Your objective
Provide an exact reproduction of every entry.

-- begin Raw data --

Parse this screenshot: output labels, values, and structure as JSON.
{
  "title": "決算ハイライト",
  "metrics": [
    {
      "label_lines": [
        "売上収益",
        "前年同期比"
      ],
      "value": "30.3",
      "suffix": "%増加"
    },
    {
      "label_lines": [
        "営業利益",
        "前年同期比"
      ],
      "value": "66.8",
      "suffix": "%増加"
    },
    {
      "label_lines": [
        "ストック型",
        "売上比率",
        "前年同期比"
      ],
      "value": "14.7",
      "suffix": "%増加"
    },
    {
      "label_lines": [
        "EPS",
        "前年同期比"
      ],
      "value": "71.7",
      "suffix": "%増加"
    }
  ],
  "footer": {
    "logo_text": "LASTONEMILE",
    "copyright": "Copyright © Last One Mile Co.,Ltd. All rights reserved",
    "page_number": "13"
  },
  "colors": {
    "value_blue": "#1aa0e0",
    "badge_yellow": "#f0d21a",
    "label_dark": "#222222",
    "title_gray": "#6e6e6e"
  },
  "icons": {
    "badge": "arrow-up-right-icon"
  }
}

-- end Raw data --

Full answer
Parse this screenshot: output labels, values, and structure as JSON.
{
  "title": "決算ハイライト",
  "metrics": [
    {
      "label_lines": [
        "売上収益",
        "前年同期比"
      ],
      "value": "30.3",
      "suffix": "%増加"
    },
    {
      "label_lines": [
        "営業利益",
        "前年同期比"
      ],
      "value": "66.8",
      "suffix": "%増加"
    },
    {
      "label_lines": [
        "ストック型",
        "売上比率",
        "前年同期比"
      ],
      "value": "14.7",
      "suffix": "%増加"
    },
    {
      "label_lines": [
        "EPS",
        "前年同期比"
      ],
      "value": "71.7",
      "suffix": "%増加"
    }
  ],
  "footer": {
    "logo_text": "LASTONEMILE",
    "copyright": "Copyright © Last One Mile Co.,Ltd. All rights reserved",
    "page_number": "13"
  },
  "colors": {
    "value_blue": "#1aa0e0",
    "badge_yellow": "#f0d21a",
    "label_dark": "#222222",
    "title_gray": "#6e6e6e"
  },
  "icons": {
    "badge": "arrow-up-right-icon"
  }
}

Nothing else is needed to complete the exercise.